The data:
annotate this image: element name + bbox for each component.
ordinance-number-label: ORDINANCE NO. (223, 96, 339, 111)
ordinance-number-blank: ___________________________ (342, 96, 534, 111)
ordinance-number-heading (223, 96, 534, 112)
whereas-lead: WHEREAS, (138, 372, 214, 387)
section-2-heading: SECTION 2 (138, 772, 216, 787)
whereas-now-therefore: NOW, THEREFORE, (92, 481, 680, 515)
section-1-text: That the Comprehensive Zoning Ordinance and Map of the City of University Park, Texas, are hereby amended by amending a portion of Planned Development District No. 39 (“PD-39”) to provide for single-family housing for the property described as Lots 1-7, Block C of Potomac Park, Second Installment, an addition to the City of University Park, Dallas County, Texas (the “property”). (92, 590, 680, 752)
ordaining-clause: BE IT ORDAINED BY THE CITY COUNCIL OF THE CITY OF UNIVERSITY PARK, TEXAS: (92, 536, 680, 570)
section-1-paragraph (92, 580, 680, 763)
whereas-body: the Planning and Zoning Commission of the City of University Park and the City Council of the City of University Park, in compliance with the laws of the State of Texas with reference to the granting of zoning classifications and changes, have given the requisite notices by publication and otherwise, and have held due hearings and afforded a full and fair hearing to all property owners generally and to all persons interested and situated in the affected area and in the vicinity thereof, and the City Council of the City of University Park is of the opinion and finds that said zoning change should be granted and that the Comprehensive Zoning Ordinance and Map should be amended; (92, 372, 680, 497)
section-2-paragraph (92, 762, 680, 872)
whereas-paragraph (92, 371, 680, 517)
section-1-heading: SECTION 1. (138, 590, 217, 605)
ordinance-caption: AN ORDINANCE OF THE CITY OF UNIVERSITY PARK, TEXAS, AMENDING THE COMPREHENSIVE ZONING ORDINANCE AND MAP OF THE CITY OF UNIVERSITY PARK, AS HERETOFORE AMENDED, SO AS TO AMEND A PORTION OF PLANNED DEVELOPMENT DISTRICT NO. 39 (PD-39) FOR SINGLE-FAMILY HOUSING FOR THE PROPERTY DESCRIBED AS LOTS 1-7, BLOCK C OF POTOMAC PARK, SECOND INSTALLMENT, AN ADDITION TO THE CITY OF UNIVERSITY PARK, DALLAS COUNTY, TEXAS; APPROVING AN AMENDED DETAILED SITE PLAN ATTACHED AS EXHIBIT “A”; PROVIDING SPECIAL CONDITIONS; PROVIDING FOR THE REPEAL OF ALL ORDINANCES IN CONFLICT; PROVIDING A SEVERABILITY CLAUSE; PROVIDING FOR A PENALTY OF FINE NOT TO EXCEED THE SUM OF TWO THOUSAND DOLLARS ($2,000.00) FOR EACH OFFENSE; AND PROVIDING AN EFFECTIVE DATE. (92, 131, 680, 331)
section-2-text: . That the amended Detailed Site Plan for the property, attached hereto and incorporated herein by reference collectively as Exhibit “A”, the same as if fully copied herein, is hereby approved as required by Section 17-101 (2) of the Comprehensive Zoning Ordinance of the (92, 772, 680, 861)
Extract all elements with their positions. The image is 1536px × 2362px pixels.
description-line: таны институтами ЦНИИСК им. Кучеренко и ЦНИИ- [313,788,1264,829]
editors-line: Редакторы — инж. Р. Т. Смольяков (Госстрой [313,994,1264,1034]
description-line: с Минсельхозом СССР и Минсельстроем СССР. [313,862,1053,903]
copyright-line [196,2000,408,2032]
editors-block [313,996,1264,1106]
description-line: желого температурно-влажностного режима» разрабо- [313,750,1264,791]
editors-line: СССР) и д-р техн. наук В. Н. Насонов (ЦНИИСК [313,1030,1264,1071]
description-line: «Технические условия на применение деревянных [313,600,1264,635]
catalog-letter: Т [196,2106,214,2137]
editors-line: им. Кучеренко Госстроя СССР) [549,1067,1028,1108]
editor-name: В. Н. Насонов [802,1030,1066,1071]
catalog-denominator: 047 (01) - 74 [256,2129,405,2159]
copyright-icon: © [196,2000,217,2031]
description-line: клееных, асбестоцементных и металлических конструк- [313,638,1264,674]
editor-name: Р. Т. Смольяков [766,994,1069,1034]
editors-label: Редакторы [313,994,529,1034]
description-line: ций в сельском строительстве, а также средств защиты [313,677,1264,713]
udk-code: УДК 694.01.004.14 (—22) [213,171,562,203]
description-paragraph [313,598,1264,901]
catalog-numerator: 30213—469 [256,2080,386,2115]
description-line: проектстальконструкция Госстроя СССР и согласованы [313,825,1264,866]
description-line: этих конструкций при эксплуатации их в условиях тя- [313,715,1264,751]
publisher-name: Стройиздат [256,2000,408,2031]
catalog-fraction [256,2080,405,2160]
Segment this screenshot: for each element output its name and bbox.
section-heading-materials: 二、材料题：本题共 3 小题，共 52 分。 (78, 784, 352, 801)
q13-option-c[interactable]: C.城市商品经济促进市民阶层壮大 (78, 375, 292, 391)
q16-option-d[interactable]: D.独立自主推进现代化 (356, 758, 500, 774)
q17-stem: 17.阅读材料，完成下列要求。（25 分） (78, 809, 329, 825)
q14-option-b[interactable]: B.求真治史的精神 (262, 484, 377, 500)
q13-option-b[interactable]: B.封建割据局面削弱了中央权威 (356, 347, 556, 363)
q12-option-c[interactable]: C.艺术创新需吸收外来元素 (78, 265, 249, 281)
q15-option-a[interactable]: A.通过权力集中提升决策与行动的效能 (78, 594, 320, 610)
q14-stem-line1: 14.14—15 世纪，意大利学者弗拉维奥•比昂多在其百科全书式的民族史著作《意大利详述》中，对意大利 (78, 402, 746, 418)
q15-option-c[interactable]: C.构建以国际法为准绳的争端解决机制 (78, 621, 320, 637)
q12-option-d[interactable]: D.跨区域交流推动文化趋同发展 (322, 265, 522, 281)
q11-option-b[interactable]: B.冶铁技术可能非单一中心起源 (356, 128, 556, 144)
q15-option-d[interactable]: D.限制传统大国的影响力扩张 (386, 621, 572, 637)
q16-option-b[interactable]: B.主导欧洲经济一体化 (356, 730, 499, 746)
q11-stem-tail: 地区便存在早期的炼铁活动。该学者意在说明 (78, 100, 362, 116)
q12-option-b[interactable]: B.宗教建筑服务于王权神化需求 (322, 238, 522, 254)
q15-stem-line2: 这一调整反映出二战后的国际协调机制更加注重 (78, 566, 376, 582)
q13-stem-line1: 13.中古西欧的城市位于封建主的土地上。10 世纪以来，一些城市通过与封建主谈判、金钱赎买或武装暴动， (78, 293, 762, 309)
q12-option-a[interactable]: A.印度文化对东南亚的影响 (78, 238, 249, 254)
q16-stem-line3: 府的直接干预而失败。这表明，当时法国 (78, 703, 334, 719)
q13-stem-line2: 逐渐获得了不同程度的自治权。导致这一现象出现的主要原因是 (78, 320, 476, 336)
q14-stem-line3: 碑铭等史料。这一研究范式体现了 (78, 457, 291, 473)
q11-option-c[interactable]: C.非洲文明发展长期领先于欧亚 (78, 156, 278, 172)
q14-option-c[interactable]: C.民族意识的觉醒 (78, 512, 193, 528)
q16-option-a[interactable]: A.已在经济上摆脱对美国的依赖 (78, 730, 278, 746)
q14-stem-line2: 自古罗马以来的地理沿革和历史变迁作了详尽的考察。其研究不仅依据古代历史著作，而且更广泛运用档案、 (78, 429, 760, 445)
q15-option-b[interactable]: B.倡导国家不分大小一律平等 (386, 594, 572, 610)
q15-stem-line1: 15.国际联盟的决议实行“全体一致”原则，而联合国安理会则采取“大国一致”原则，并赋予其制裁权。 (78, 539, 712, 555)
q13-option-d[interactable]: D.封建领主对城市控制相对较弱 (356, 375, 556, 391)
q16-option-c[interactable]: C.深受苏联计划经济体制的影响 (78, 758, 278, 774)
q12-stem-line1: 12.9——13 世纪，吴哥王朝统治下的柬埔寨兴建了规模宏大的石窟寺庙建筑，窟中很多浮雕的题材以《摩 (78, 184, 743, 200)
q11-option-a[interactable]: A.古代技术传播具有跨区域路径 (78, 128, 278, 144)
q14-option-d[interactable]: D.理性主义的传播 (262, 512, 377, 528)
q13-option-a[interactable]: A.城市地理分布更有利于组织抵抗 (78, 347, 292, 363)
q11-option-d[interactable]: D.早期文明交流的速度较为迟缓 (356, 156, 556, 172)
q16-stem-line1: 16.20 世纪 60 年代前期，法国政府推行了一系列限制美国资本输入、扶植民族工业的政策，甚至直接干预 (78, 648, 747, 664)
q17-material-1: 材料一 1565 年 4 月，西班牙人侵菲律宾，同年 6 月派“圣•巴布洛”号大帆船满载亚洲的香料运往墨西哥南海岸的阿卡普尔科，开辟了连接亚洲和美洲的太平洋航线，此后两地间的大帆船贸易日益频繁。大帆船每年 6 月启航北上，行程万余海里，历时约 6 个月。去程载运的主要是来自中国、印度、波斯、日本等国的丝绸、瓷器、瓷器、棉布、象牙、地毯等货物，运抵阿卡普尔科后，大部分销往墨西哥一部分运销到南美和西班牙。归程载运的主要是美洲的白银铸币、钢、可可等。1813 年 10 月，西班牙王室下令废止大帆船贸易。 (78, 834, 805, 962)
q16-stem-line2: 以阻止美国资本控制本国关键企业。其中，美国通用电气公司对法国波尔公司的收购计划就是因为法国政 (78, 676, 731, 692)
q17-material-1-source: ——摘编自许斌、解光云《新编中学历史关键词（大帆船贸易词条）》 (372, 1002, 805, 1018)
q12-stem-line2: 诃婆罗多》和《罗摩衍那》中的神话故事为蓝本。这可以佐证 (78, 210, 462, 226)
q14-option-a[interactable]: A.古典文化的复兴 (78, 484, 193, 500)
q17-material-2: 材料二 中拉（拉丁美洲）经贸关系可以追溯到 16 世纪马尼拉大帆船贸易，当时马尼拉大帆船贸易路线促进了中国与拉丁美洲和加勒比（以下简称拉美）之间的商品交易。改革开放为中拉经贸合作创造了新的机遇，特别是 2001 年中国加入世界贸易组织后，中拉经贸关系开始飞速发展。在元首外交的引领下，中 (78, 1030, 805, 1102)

What you will do: Set down the records above without any change, starting with their first line and ending with the line that contains "whereas-now-therefore: NOW, THEREFORE, (92, 481, 680, 515)".

Expected answer:
annotate this image: element name + bbox for each component.
ordinance-number-label: ORDINANCE NO. (223, 96, 339, 111)
ordinance-number-blank: ___________________________ (342, 96, 534, 111)
ordinance-number-heading (223, 96, 534, 112)
whereas-lead: WHEREAS, (138, 372, 214, 387)
section-2-heading: SECTION 2 (138, 772, 216, 787)
whereas-now-therefore: NOW, THEREFORE, (92, 481, 680, 515)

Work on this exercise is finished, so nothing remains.